- Exercise
Exclude pictures; retype the lines below from the line containing "Read out every word on this page." through the end of the records, both ends kept.

(Stored records)
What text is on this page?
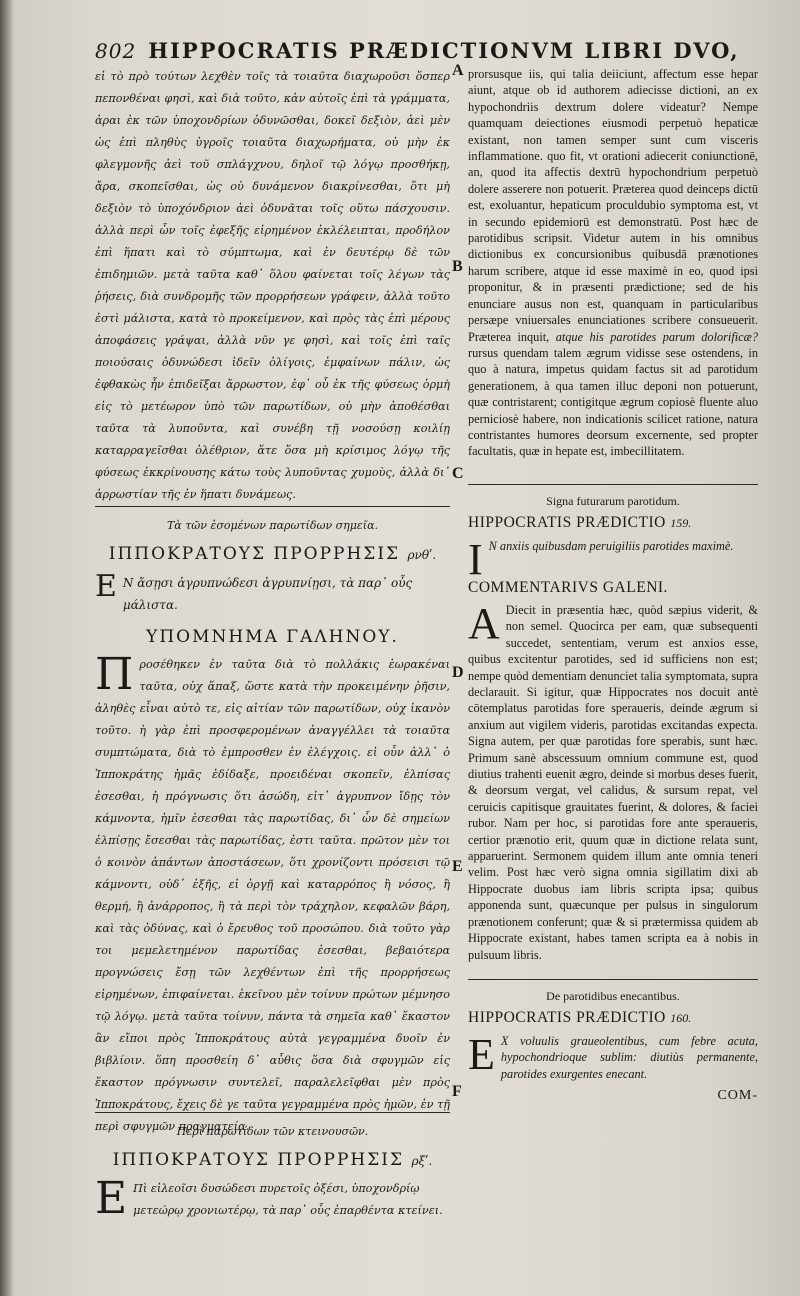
802 HIPPOCRATIS PRÆDICTIONVM LIBRI DVO,
A
B
C
D
E
F

εἰ τὸ πρὸ τούτων λεχθὲν τοῖς τὰ τοιαῦτα διαχωροῦσι ὅσπερ πεπονθέναι φησὶ, καὶ διὰ τοῦτο, κἀν αὐτοῖς ἐπὶ τὰ γράμματα, ἀραι ἐκ τῶν ὑποχονδρίων ὀδυνῶσθαι, δοκεῖ δεξιὸν, ἀεὶ μὲν ὡς ἐπὶ πληθὺς ὑγροῖς τοιαῦτα διαχωρήματα, οὐ μὴν ἐκ φλεγμονῆς ἀεὶ τοῦ σπλάγχνου, δηλοῖ τῷ λόγῳ προσθήκῃ, ἄρα, σκοπεῖσθαι, ὡς οὐ δυνάμενον διακρίνεσθαι, ὅτι μὴ δεξιὸν τὸ ὑποχόνδριον ἀεὶ ὀδυνᾶται τοῖς οὕτω πάσχουσιν. ἀλλὰ περὶ ὧν τοῖς ἐφεξῆς εἰρημένον ἐκλέλειπται, προδήλον ἐπὶ ἥπατι καὶ τὸ σύμπτωμα, καὶ ἐν δευτέρῳ δὲ τῶν ἐπιδημιῶν. μετὰ ταῦτα καθ᾽ ὅλου φαίνεται τοῖς λέγων τὰς ῥήσεις, διὰ συνδρομῆς τῶν προρρήσεων γράφειν, ἀλλὰ τοῦτο ἐστὶ μάλιστα, κατὰ τὸ προκείμενον, καὶ πρὸς τὰς ἐπὶ μέρους ἀποφάσεις γράψαι, ἀλλὰ νῦν γε φησὶ, καὶ τοῖς ἐπὶ ταῖς ποιούσαις ὀδυνώδεσι ἰδεῖν ὀλίγοις, ἐμφαίνων πάλιν, ὡς ἐφθακὼς ἦν ἐπιδεῖξαι ἄρρωστον, ἐφ᾽ οὗ ἐκ τῆς φύσεως ὁρμὴ εἰς τὸ μετέωρον ὑπὸ τῶν παρωτίδων, οὐ μὴν ἀποθέσθαι ταῦτα τὰ λυποῦντα, καὶ συνέβη τῇ νοσούσῃ κοιλίῃ καταρραγεῖσθαι ὀλέθριον, ἅτε ὅσα μὴ κρίσιμος λόγῳ τῆς φύσεως ἐκκρίνουσης κάτω τοὺς λυποῦντας χυμοὺς, ἀλλὰ δι᾽ ἀρρωστίαν τῆς ἐν ἥπατι δυνάμεως.

Τὰ τῶν ἐσομένων παρωτίδων σημεῖα.
ΙΠΠΟΚΡΑΤΟΥΣ ΠΡΟΡΡΗΣΙΣ ρνθʹ.

Ε Ν ἄσῃσι ἀγρυπνώδεσι ἀγρυπνίῃσι, τὰ παρ᾽ οὖς μάλιστα.

ΥΠΟΜΝΗΜΑ ΓΑΛΗΝΟΥ.

Προσέθηκεν ἐν ταῦτα διὰ τὸ πολλάκις ἑωρακέναι ταῦτα, οὐχ ἅπαξ, ὥστε κατὰ τὴν προκειμένην ῥῆσιν, ἀληθὲς εἶναι αὐτὸ τε, εἰς αἰτίαν τῶν παρωτίδων, οὐχ ἱκανὸν τοῦτο. ἡ γὰρ ἐπὶ προσφερομένων ἀναγγέλλει τὰ τοιαῦτα συμπτώματα, διὰ τὸ ἐμπροσθεν ἐν ἐλέγχοις. εἰ οὖν ἀλλ᾽ ὁ Ἱπποκράτης ἡμᾶς ἐδίδαξε, προειδέναι σκοπεῖν, ἐλπίσας ἐσεσθαι, ἡ πρόγνωσις ὅτι ἀσώδη, εἰτ᾽ ἀγρυπνον ἴδῃς τὸν κάμνοντα, ἡμῖν ἐσεσθαι τὰς παρωτίδας, δι᾽ ὧν δὲ σημείων ἐλπίσῃς ἔσεσθαι τὰς παρωτίδας, ἐστι ταῦτα. πρῶτον μὲν τοι ὁ κοινὸν ἁπάντων ἀποστάσεων, ὅτι χρονίζοντι πρόσεισι τῷ κάμνοντι, οὐδ᾽ ἐξῆς, εἰ ὀργῇ καὶ καταρρόπος ἢ νόσος, ἢ θερμή, ἢ ἀνάρροπος, ἢ τὰ περὶ τὸν τράχηλον, κεφαλῶν βάρη, καὶ τὰς ὀδύνας, καὶ ὁ ἔρευθος τοῦ προσώπου. διὰ τοῦτο γὰρ τοι μεμελετημένον παρωτίδας ἐσεσθαι, βεβαιότερα προγνώσεις ἔσῃ τῶν λεχθέντων ἐπὶ τῆς προρρήσεως εἰρημένων, ἐπιφαίνεται. ἐκεῖνου μὲν τοίνυν πρώτων μέμνησο τῷ λόγῳ. μετὰ ταῦτα τοίνυν, πάντα τὰ σημεῖα καθ᾽ ἕκαστον ἃν εἴποι πρὸς Ἱπποκράτους αὐτὰ γεγραμμένα δυοῖν ἐν βιβλίοιν. ὅπη προσθείη δ᾽ αὖθις ὅσα διὰ σφυγμῶν εἰς ἕκαστον πρόγνωσιν συντελεῖ, παραλελεῖφθαι μὲν πρὸς Ἱπποκράτους, ἔχεις δὲ γε ταῦτα γεγραμμένα πρὸς ἡμῶν, ἐν τῇ περὶ σφυγμῶν πραγματείᾳ.

Περὶ παρωτίδων τῶν κτεινουσῶν.
ΙΠΠΟΚΡΑΤΟΥΣ ΠΡΟΡΡΗΣΙΣ ρξʹ.

Ε Πὶ εἰλεοῖσι δυσώδεσι πυρετοῖς ὀξέσι, ὑποχονδρίῳ μετεώρῳ χρονιωτέρῳ, τὰ παρ᾽ οὖς ἐπαρθέντα κτείνει.

prorsusque iis, qui talia deiiciunt, affectum esse hepar aiunt, atque ob id authorem adiecisse dictioni, an ex hypochondriis dextrum dolere videatur? Nempe quamquam deiectiones eiusmodi perpetuò hepaticæ existant, non tamen semper sunt cum visceris inflammatione. quo fit, vt orationi adiecerit coniunctionē, an, quod ita affectis dextrū hypochondrium perpetuò dolere asserere non potuerit. Præterea quod deinceps dictū est, exoluantur, hepaticum proculdubio symptoma est, vt in secundo epidemiorū est demonstratū. Post hæc de parotidibus scripsit. Videtur autem in his omnibus dictionibus ex concursionibus quibusdā prænotiones harum scribere, atque id esse maximè in eo, quod ipsi proponitur, & in præsenti prædictione; sed de his enunciare ausus non est, quanquam in particularibus persæpe vniuersales enunciationes scribere consueuerit. Præterea inquit, atque his parotides parum dolorificæ? rursus quendam talem ægrum vidisse sese ostendens, in quo à natura, impetus quidam factus sit ad parotidum generationem, à qua tamen illuc deponi non potuerunt, quæ contristarent; contigitque ægrum copiosè fluente aluo perniciosè habere, non indicationis scilicet ratione, natura contristantes humores deorsum excernente, sed propter facultatis, quæ in hepate est, imbecillitatem.

Signa futurarum parotidum.
HIPPOCRATIS PRÆDICTIO 159.

I N anxiis quibusdam peruigiliis parotides maximè.

COMMENTARIVS GALENI.

A Diecit in præsentia hæc, quòd sæpius viderit, & non semel. Quocirca per eam, quæ subsequenti succedet, sententiam, verum est anxios esse, quibus excitentur parotides, sed id sufficiens non est; nempe quòd dementiam denunciet talia symptomata, supra declarauit. Si igitur, quæ Hippocrates nos docuit antè cōtemplatus parotidas fore speraueris, deinde ægrum si anxium aut vigilem videris, parotidas excitandas expecta. Signa autem, per quæ parotidas fore sperabis, sunt hæc. Primum sanè abscessuum omnium commune est, quod diutius trahenti euenit ægro, deinde si morbus deses fuerit, & deorsum vergat, vel calidus, & sursum repat, vel ceruicis capitisque grauitates fuerint, & dolores, & faciei rubor. Nam per hoc, si parotidas fore ante speraueris, certior prænotio erit, quum quæ in dictione relata sunt, apparuerint. Sermonem quidem illum ante omnia teneri velim. Post hæc verò signa omnia sigillatim dixi ab Hippocrate duobus iam libris scripta ipsa; quibus apponenda sunt, quæcunque per pulsus in singulorum prænotionem conferunt; quæ & si prætermissa quidem ab Hippocrate existant, habes tamen scripta ea à nobis in pulsuum libris.

De parotidibus enecantibus.
HIPPOCRATIS PRÆDICTIO 160.

E X voluulis graueolentibus, cum febre acuta, hypochondrioque sublim: diutiùs permanente, parotides exurgentes enecant.

COM-
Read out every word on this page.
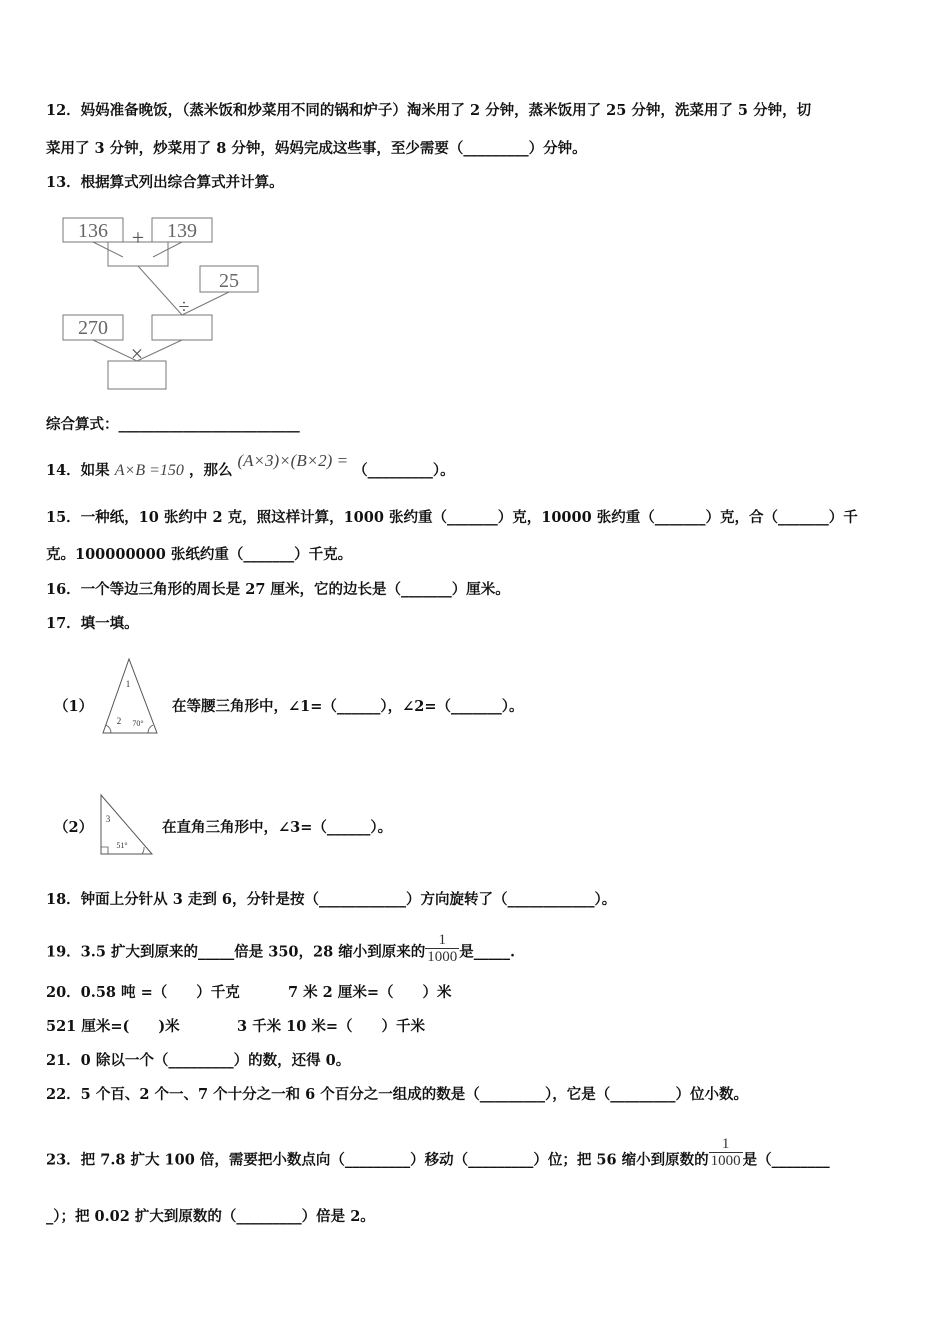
12．妈妈准备晚饭，（蒸米饭和炒菜用不同的锅和炉子）淘米用了 2 分钟，蒸米饭用了 25 分钟，洗菜用了 5 分钟，切
菜用了 3 分钟，炒菜用了 8 分钟，妈妈完成这些事，至少需要（_________）分钟。
13．根据算式列出综合算式并计算。
136	139
+
25
÷
270
×
综合算式：_________________________
14．如果 A×B =150 ，那么 (A×3)×(B×2) = （_________）。
15．一种纸，10 张约中 2 克，照这样计算，1000 张约重（_______）克，10000 张约重（_______）克，合（_______）千
克。100000000 张纸约重（_______）千克。
16．一个等边三角形的周长是 27 厘米，它的边长是（_______）厘米。
17．填一填。
（1）
1
2 70°
在等腰三角形中，∠1=（______），∠2=（_______）。
（2） 3
51°
在直角三角形中，∠3=（______）。
18．钟面上分针从 3 走到 6，分针是按（____________）方向旋转了（____________）。
19．3.5 扩大到原来的_____倍是 350，28 缩小到原来的 $\frac{1}{1000}$ 是_____.
20．0.58 吨 =（　　）千克	7 米 2 厘米=（　　）米
521 厘米=(　　)米	3 千米 10 米=（　　）千米
21．0 除以一个（_________）的数，还得 0。
22．5 个百、2 个一、7 个十分之一和 6 个百分之一组成的数是（_________），它是（_________）位小数。
23．把 7.8 扩大 100 倍，需要把小数点向（_________）移动（_________）位；把 56 缩小到原数的 $\frac{1}{1000}$ 是（________
_）；把 0.02 扩大到原数的（_________）倍是 2。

- Solved exercise
Read out every word on this page.
12．妈妈准备晚饭，（蒸米饭和炒菜用不同的锅和炉子）淘米用了 2 分钟，蒸米饭用了 25 分钟，洗菜用了 5 分钟，切
菜用了 3 分钟，炒菜用了 8 分钟，妈妈完成这些事，至少需要（_________）分钟。
13．根据算式列出综合算式并计算。
136	139
+
25
÷
270
×
综合算式：_________________________
14．如果 A×B =150 ，那么 (A×3)×(B×2) = （_________）。
15．一种纸，10 张约中 2 克，照这样计算，1000 张约重（_______）克，10000 张约重（_______）克，合（_______）千
克。100000000 张纸约重（_______）千克。
16．一个等边三角形的周长是 27 厘米，它的边长是（_______）厘米。
17．填一填。
（1）
1
2 70°
在等腰三角形中，∠1=（______），∠2=（_______）。
（2） 3
51°
在直角三角形中，∠3=（______）。
18．钟面上分针从 3 走到 6，分针是按（____________）方向旋转了（____________）。
19．3.5 扩大到原来的_____倍是 350，28 缩小到原来的 $\frac{1}{1000}$ 是_____.
20．0.58 吨 =（　　）千克	7 米 2 厘米=（　　）米
521 厘米=(　　)米	3 千米 10 米=（　　）千米
21．0 除以一个（_________）的数，还得 0。
22．5 个百、2 个一、7 个十分之一和 6 个百分之一组成的数是（_________），它是（_________）位小数。
23．把 7.8 扩大 100 倍，需要把小数点向（_________）移动（_________）位；把 56 缩小到原数的 $\frac{1}{1000}$ 是（________
_）；把 0.02 扩大到原数的（_________）倍是 2。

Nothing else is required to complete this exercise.